Find each line with "filename" and copy it.

* start Input *

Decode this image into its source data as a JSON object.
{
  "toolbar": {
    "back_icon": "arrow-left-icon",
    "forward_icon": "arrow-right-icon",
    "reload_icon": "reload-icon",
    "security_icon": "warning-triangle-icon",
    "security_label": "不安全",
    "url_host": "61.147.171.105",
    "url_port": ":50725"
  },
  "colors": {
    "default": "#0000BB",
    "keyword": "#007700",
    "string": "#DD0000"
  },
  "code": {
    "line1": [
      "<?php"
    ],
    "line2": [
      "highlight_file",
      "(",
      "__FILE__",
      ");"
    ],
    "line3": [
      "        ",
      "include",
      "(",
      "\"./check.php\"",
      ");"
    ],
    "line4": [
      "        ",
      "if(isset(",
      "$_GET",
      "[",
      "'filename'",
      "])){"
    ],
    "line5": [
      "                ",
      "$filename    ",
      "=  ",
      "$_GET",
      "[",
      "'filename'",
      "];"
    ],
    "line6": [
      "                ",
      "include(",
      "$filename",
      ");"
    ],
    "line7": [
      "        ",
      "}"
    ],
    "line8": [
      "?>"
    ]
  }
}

* end Input *

The result:
      "'filename'",
      "$filename    ",
      "'filename'",
      "$filename",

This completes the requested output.